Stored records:

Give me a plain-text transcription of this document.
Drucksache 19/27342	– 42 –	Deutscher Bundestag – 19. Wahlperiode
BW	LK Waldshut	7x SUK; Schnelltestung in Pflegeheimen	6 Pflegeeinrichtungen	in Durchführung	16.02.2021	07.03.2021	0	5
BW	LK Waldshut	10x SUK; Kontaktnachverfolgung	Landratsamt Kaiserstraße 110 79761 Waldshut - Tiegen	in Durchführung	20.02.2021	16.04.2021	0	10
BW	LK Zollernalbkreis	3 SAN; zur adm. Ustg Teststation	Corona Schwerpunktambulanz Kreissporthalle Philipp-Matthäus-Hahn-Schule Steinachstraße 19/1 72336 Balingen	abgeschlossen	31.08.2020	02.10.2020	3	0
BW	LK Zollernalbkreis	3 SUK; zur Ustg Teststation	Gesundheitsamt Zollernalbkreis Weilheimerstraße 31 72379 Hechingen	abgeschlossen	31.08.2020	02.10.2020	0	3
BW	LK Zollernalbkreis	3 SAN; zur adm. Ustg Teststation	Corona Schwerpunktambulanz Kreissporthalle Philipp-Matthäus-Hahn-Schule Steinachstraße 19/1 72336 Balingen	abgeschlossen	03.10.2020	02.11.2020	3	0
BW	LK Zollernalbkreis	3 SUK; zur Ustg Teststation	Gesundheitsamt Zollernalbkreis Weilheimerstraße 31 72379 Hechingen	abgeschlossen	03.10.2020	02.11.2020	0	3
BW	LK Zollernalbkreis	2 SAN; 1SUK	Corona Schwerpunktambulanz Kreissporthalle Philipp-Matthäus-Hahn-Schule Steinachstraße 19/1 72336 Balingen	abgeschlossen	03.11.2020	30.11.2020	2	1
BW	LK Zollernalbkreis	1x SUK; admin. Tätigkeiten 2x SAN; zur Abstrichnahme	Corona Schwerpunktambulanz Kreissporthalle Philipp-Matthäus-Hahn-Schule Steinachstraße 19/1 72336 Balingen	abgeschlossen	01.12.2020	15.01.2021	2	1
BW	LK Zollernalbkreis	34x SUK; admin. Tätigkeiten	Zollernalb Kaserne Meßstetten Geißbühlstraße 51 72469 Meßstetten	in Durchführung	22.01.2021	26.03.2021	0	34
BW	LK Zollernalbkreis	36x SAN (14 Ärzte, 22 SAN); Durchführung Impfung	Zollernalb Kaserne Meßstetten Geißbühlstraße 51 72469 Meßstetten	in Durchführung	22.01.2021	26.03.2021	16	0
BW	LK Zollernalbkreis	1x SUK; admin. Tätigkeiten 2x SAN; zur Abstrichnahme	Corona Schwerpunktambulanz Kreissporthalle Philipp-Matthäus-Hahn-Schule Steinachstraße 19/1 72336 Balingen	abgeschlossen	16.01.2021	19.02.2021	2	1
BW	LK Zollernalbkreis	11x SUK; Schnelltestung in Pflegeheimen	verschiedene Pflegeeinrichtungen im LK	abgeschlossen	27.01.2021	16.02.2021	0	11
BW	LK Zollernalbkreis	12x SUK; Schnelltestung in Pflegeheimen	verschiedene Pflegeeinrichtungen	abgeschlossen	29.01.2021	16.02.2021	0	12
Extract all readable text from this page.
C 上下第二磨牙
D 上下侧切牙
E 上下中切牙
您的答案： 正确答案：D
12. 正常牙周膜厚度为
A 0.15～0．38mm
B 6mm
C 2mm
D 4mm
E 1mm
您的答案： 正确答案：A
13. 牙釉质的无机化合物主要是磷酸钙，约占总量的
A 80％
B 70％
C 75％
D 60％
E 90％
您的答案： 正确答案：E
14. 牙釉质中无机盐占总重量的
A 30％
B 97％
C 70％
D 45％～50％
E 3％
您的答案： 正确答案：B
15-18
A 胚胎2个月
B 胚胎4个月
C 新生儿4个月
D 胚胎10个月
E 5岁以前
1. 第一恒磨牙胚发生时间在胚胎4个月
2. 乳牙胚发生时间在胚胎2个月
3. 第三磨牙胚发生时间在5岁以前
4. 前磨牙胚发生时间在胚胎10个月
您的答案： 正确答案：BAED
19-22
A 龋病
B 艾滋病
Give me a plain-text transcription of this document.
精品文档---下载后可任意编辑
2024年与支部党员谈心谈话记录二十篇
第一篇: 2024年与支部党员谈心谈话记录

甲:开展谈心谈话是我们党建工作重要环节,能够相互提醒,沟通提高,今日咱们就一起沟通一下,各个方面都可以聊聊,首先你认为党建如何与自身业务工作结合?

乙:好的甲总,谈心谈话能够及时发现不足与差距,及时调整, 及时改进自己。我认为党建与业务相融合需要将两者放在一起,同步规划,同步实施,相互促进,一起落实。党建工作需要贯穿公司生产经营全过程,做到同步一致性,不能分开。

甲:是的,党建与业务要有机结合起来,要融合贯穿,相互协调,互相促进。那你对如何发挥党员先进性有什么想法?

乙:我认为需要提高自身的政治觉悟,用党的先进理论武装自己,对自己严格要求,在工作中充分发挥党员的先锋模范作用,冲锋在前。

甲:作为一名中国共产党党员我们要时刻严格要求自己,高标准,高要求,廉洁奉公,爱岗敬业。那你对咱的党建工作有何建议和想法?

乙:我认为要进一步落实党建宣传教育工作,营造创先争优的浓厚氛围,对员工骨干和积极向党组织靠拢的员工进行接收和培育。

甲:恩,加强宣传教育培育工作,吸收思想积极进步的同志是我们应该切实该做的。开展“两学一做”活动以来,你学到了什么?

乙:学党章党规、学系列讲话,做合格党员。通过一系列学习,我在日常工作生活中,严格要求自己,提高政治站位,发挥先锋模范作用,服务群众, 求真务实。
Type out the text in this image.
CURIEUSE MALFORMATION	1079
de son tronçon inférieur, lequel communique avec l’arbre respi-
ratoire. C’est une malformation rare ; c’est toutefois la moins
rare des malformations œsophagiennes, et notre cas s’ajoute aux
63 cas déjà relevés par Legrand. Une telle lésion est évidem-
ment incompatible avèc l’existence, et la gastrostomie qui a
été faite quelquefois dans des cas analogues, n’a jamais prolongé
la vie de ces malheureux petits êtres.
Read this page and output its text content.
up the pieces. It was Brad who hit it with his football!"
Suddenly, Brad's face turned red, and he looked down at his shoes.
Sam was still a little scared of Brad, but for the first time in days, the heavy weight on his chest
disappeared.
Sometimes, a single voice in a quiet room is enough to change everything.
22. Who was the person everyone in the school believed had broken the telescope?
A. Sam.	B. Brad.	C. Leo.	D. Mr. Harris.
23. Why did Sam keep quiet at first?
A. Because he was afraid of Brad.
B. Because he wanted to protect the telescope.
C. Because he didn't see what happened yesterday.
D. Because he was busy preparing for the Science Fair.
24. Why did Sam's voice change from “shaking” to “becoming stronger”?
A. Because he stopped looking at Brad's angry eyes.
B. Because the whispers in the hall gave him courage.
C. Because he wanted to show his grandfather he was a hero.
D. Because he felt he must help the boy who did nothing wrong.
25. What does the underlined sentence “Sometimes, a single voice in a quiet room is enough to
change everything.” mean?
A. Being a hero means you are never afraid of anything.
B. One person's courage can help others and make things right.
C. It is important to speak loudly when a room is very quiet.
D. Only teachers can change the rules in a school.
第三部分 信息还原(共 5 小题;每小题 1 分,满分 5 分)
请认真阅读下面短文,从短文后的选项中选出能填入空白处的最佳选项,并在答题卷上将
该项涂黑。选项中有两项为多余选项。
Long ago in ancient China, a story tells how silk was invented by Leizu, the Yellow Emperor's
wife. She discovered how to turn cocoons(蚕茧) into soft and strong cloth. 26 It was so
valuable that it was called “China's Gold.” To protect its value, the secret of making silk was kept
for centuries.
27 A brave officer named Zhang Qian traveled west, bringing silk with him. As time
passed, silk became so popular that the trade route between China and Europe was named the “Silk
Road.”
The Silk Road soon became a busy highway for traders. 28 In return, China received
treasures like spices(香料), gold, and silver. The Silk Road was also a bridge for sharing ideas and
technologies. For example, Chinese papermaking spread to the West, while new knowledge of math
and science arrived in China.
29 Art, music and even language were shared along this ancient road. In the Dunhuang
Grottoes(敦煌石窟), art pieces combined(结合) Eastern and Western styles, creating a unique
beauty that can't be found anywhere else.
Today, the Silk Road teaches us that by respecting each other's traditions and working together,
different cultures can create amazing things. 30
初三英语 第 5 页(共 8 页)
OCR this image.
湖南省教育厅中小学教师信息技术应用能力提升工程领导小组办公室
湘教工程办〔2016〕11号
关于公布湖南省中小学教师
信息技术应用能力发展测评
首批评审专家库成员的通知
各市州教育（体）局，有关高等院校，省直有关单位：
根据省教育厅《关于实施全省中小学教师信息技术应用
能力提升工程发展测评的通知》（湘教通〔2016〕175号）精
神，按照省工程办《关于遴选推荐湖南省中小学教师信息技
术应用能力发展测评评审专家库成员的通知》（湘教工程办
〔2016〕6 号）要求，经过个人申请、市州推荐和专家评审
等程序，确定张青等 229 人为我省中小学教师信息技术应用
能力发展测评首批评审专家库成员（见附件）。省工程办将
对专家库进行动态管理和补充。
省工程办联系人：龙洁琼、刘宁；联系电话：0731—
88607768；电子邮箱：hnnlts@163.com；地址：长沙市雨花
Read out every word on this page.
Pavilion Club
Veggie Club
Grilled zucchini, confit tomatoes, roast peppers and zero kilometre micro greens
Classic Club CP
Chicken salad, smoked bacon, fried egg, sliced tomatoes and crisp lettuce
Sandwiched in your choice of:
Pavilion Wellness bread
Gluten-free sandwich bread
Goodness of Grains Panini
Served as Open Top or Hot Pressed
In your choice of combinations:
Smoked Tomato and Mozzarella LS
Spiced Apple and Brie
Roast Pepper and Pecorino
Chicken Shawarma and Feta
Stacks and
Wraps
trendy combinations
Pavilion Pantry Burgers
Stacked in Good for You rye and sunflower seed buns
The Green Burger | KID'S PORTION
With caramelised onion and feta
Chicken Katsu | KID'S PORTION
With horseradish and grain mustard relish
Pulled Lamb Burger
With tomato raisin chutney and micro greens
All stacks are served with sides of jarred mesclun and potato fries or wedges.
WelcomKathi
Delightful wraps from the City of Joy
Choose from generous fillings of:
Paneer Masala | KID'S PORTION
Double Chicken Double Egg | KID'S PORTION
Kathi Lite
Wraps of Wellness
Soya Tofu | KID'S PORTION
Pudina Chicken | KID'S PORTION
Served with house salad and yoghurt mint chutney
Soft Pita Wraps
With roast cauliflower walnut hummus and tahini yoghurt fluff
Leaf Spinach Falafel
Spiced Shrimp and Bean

## What you should do
Select and copy every line of the material that holds the string "Pavilion".

## Written reply
Pavilion Club
Pavilion Wellness bread
Pavilion Pantry Burgers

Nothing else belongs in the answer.